[Begin Selected text]

There is no hard and fast rule on whether to include calculations in papers that have appeared in other papers. It is a judgment call on the part of the author. For my papers, I have sometimes included these equations (either in the main body of the paper or in the appendix) sometimes I have omitted them and directed the reader to the bibliography, and sometimes I have just provided a brief sketch of the argument.

The reason to include them is because sometimes they are convenient for the reader. The main reason to exclude them are because they detract from the focus of the paper. As an extreme example, if your important new ideas in a paper take up 3-4 pages, it is strange to include 50 pages of previously published calculations, say, even if it is in an Appendix. It makes it harder for me as a reader to understand exactly what is the main point of your paper, and I might get the impression that the authors are adding fluff to make their contribution seem more important than it is. You want to keep your novel, important ideas at the forefront of your paper.

And don't discount the page length: even if they are no explicit page limits in a journal, you generally want to convey your idea in as few pages as possible. First of all, is the possibility that potential readers might be discouraged from reading your paper if it seems too long. Secondly, journals do hold longer articles to higher standards. When I was submitting to the top ranked journal in my field (which had no explicit page limits) we were told by a senior professor that our idea was worth publishing there if we could keep it under 30 pages, and probably not worth publishing there if it hit 40. In other words, there was a sense where our idea was not worth wasting 40 pages worth of someone's time, although it was worth wasting 30 pages worth of someone's time.

In summary, papers don't necessarily have to be self-contained, and how much to include previous work is a judgment call on the part of the author. I will add that as a student, it is probably best to defer to the advisor when making these judgment calls, as the advisor will be more familiar with the conventions and culture of your research area.

  • @user2390246 right! i misunderstood in my first reading. I delete the comment.

[End Selected text]
[Begin Recorded data]

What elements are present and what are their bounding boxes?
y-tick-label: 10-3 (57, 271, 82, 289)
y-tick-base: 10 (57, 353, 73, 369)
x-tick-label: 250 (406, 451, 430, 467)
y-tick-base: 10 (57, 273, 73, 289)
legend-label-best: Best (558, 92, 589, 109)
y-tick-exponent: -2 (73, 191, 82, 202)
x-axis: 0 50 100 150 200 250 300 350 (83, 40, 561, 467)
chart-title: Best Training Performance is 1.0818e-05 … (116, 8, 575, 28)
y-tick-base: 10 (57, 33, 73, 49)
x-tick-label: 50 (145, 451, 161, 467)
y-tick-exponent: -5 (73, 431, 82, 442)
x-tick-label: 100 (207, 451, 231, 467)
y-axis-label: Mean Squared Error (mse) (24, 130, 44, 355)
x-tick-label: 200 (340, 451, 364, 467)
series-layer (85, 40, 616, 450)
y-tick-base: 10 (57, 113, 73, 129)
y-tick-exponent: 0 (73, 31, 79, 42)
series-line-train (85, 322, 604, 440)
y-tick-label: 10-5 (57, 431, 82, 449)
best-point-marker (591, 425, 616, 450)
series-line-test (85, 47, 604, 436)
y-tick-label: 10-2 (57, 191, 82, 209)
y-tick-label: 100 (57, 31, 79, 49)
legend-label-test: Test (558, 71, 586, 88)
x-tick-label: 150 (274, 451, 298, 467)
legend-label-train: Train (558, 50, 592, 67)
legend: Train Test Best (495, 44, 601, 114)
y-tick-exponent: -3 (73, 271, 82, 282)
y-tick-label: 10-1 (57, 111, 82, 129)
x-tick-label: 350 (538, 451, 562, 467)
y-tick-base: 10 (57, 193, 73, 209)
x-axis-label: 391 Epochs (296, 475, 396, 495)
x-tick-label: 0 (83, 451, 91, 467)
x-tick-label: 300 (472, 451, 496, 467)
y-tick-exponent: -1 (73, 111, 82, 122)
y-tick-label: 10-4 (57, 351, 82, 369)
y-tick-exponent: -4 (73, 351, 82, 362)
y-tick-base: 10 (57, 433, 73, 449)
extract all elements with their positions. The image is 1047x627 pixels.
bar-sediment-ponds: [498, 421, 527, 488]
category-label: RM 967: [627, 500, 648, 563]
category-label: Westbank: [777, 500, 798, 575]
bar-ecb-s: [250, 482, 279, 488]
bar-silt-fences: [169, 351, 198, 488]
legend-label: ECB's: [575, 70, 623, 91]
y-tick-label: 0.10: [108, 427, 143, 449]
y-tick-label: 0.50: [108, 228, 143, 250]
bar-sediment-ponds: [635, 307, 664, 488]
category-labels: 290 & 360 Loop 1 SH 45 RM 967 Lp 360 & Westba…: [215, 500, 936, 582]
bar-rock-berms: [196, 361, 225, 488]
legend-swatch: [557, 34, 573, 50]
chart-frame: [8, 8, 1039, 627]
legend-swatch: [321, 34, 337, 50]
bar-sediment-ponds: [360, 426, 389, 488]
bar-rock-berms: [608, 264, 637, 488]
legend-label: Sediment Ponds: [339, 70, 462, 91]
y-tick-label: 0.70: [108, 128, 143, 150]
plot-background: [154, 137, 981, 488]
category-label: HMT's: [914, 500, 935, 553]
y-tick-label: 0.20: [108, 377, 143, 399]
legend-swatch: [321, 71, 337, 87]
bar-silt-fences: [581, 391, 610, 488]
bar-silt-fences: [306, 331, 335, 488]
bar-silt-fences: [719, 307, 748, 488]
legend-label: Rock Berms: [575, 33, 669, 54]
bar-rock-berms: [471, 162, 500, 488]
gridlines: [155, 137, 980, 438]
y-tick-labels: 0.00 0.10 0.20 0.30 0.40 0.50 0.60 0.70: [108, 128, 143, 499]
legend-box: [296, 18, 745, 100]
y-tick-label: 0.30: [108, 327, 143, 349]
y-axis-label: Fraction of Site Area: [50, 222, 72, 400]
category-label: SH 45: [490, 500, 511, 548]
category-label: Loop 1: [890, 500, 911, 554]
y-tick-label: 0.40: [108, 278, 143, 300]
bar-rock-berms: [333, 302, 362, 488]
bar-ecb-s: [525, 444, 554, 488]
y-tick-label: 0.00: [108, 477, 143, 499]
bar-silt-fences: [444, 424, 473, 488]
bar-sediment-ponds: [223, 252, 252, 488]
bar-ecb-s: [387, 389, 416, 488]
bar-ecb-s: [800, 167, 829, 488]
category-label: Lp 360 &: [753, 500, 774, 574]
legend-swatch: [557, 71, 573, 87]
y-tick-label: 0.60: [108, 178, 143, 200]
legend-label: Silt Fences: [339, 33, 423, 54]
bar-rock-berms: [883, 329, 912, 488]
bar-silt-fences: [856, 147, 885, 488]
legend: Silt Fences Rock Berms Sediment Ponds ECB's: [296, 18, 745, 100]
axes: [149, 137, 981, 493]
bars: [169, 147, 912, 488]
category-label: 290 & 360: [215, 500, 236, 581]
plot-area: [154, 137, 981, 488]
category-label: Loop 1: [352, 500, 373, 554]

[End Recorded data]

• Requests:
- a) Using the passage on including calculations in papers, decide whether each statement agrees with it, and answer yes or no, quoting the words that decide it. (i) The author says there is a firm rule about including calculations that have appeared in other papers. (ii) A senior professor judged that the idea was probably not worth publishing in the top-ranked journal if it reached 40 pages. (iii) The author suggests that students defer to their advisor on these judgment calls.
- b) Transcribe the passage on including calculations in papers from "In summary, papers" to "your research area.".
- c) According to the passage on including calculations in papers, what is the main reason to leave out previously published calculations?

• Answers in order:
- a)
(i) No: "There is no hard and fast rule on whether to include calculations in papers that have appeared in other papers."
(ii) Yes: "probably not worth publishing there if it hit 40."
(iii) Yes: "as a student, it is probably best to defer to the advisor when making these judgment calls"

- b)
In summary, papers don't necessarily have to be self-contained, and how much to include previous work is a judgment call on the part of the author. I will add that as a student, it is probably best to defer to the advisor when making these judgment calls, as the advisor will be more familiar with the conventions and culture of your research area.

- c) They detract from the focus of the paper.